§ Records provided

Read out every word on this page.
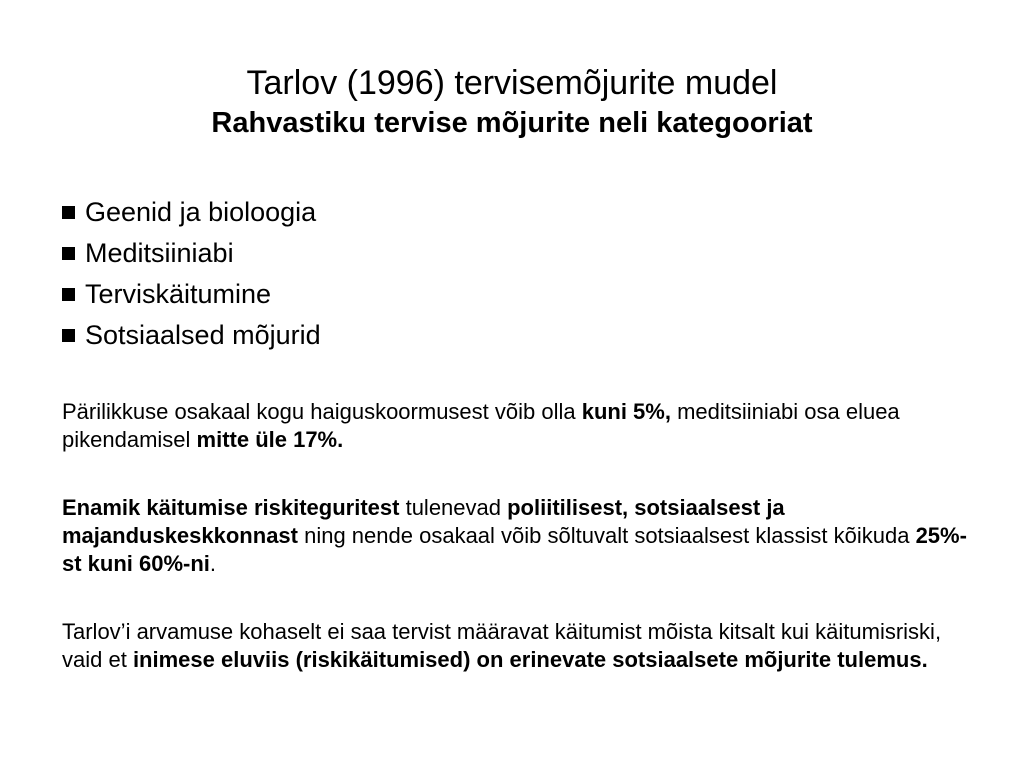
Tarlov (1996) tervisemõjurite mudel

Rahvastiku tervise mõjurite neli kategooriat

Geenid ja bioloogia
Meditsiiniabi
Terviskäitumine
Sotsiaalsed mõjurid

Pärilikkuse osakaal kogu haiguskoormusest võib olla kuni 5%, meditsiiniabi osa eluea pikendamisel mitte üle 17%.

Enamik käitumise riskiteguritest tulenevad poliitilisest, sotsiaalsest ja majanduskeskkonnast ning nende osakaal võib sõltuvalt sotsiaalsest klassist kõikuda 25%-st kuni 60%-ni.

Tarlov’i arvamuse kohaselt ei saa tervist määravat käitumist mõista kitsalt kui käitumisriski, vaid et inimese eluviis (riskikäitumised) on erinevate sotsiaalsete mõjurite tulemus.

§ Aim of the task
Write the records out once more, exactly as they appear, with no pictures.

§ The result
Read out every word on this page.
Tarlov (1996) tervisemõjurite mudel

Rahvastiku tervise mõjurite neli kategooriat

Geenid ja bioloogia
Meditsiiniabi
Terviskäitumine
Sotsiaalsed mõjurid

Pärilikkuse osakaal kogu haiguskoormusest võib olla kuni 5%, meditsiiniabi osa eluea pikendamisel mitte üle 17%.

Enamik käitumise riskiteguritest tulenevad poliitilisest, sotsiaalsest ja majanduskeskkonnast ning nende osakaal võib sõltuvalt sotsiaalsest klassist kõikuda 25%-st kuni 60%-ni.

Tarlov’i arvamuse kohaselt ei saa tervist määravat käitumist mõista kitsalt kui käitumisriski, vaid et inimese eluviis (riskikäitumised) on erinevate sotsiaalsete mõjurite tulemus.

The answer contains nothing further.